* Begin RECORDS SUPPLIED *

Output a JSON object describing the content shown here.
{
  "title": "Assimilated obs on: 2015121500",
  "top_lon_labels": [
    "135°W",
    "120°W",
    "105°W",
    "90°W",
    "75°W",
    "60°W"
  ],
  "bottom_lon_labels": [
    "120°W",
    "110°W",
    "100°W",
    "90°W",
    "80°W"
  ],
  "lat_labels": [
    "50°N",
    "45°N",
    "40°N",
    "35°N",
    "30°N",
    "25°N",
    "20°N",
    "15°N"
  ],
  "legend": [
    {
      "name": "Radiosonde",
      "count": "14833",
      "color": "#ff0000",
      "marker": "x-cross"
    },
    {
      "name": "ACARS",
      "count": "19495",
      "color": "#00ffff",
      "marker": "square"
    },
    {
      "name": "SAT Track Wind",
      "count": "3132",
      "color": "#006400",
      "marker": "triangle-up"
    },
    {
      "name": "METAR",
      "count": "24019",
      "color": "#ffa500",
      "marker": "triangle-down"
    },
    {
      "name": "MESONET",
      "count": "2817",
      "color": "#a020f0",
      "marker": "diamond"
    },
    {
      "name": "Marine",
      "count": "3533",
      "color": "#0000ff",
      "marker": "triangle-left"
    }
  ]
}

* End RECORDS SUPPLIED *
* Begin RECORDS SUPPLIED *

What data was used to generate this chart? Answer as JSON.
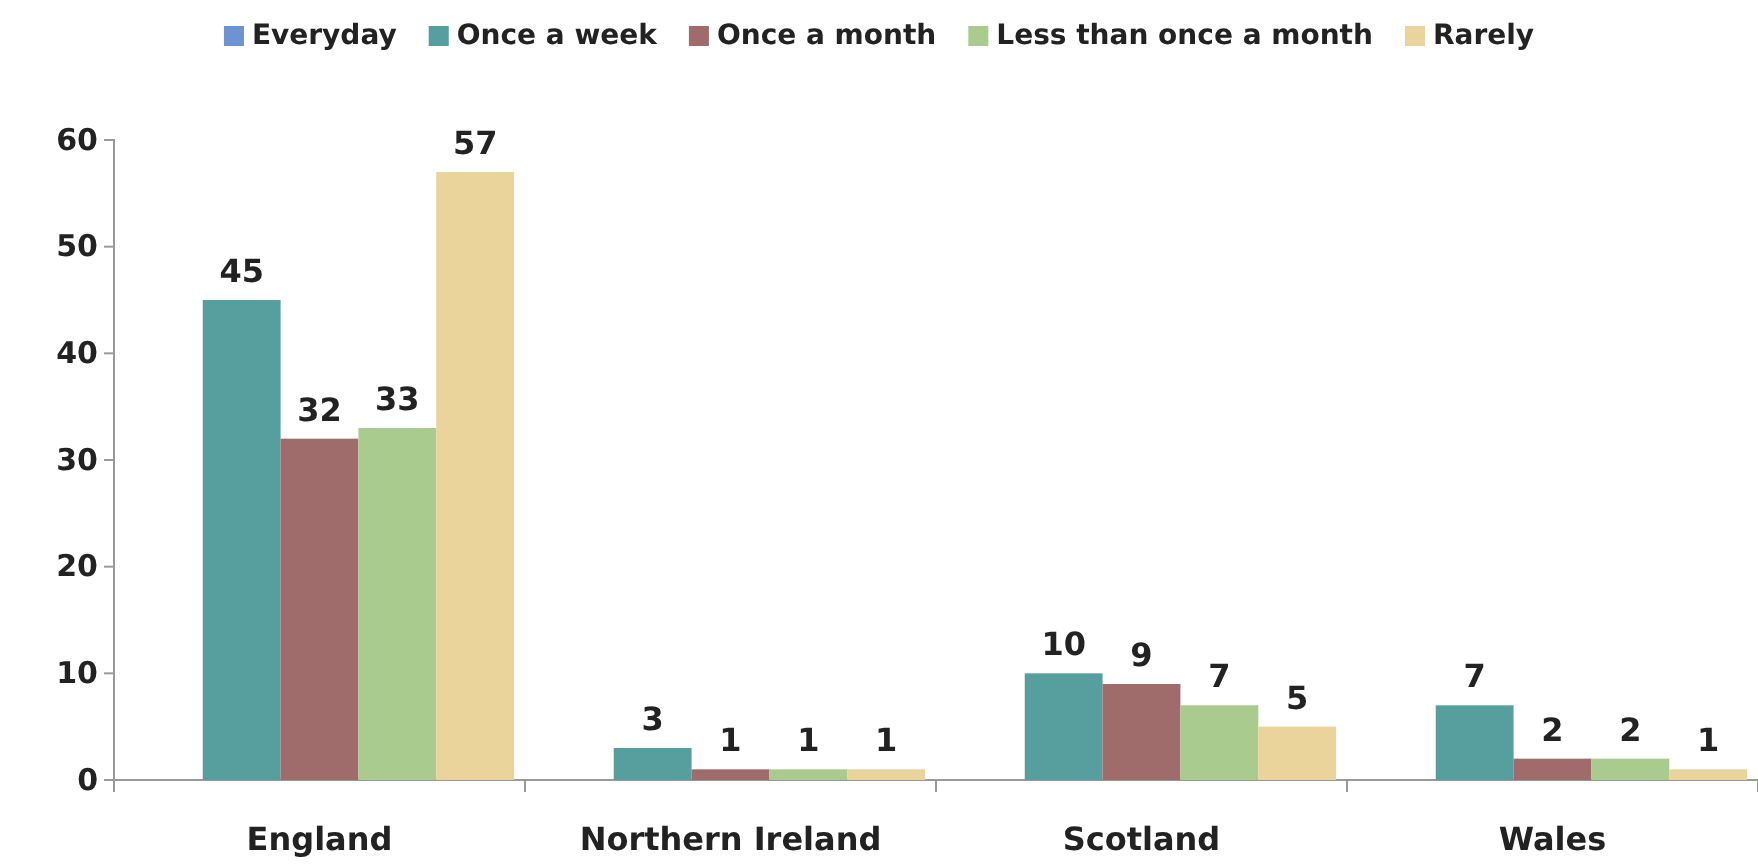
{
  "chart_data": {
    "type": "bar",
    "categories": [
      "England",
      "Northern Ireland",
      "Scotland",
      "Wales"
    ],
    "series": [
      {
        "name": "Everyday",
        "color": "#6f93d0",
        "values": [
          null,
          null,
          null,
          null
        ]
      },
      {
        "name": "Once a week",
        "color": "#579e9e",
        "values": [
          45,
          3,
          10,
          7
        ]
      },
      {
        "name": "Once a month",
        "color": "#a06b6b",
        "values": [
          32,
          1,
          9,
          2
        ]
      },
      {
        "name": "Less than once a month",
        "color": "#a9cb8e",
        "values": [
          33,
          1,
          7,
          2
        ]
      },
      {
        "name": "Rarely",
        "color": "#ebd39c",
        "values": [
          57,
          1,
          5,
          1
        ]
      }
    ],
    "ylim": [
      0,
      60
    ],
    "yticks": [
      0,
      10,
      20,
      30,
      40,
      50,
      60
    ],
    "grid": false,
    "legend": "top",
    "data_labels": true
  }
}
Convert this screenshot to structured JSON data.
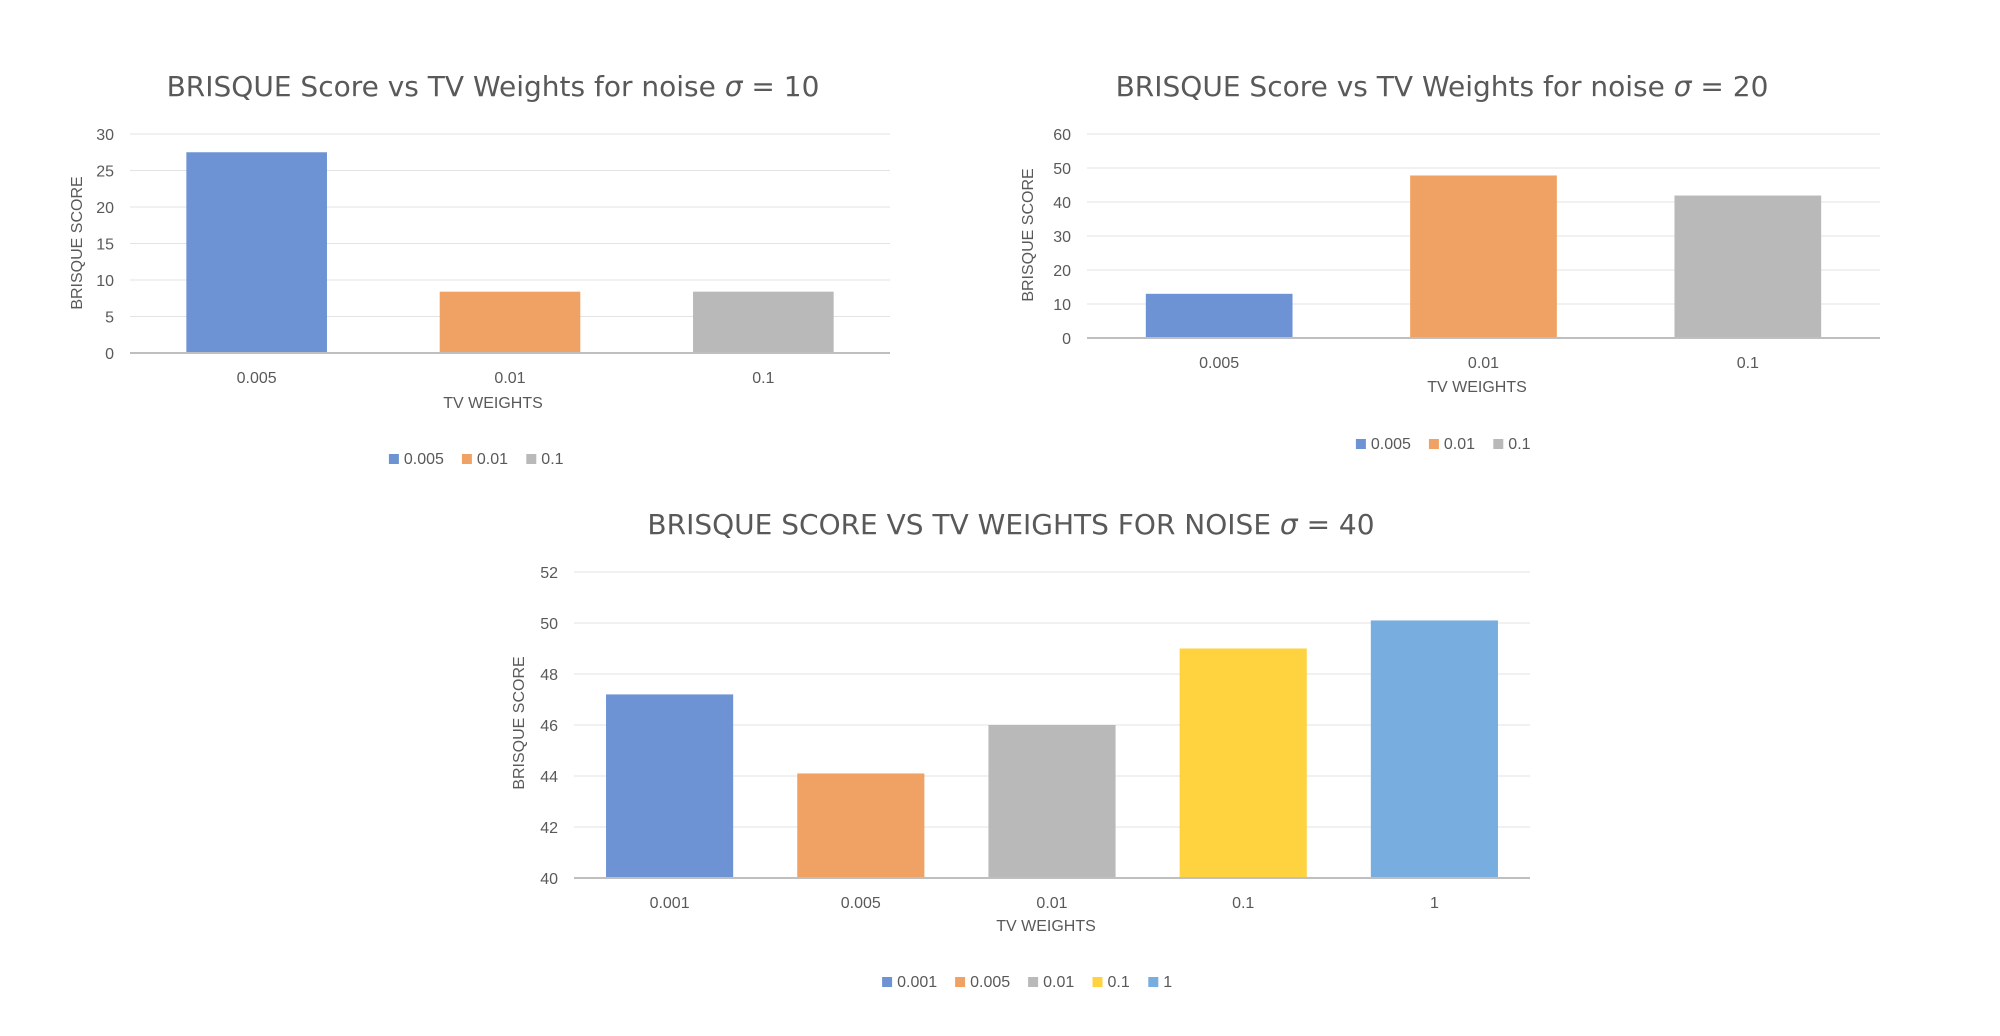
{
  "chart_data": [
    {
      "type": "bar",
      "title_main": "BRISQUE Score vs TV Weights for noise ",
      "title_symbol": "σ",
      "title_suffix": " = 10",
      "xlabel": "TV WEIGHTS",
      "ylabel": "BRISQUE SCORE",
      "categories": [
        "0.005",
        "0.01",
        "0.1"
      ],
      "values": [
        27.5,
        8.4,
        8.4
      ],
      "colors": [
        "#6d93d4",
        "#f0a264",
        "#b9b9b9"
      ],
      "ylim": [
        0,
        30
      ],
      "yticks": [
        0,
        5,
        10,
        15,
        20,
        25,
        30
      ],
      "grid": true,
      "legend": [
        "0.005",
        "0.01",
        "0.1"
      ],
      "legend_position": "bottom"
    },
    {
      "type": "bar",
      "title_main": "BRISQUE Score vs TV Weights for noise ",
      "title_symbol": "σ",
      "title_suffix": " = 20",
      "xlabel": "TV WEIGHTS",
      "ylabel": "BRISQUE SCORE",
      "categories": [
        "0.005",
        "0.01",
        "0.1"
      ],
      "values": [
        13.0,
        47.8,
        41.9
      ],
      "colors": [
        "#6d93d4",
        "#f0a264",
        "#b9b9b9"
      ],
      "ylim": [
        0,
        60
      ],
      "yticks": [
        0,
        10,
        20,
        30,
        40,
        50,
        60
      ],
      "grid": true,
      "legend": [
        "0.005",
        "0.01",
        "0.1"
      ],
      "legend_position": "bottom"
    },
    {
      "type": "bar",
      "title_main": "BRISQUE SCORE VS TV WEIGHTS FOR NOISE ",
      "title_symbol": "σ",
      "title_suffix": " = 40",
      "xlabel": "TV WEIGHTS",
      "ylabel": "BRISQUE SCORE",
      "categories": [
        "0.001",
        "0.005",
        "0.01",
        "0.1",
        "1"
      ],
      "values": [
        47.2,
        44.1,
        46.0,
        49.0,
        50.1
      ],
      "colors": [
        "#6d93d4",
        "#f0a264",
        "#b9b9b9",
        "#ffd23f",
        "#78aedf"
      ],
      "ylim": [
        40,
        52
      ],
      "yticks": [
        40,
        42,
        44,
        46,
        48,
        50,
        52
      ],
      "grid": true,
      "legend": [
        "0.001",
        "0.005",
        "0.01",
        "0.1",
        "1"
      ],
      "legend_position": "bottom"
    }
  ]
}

* End RECORDS SUPPLIED *

[YOUR TASK] What is the number of lines in the data that hold the word "this"? Reply with that number and nothing else.

[OUTPUT] 2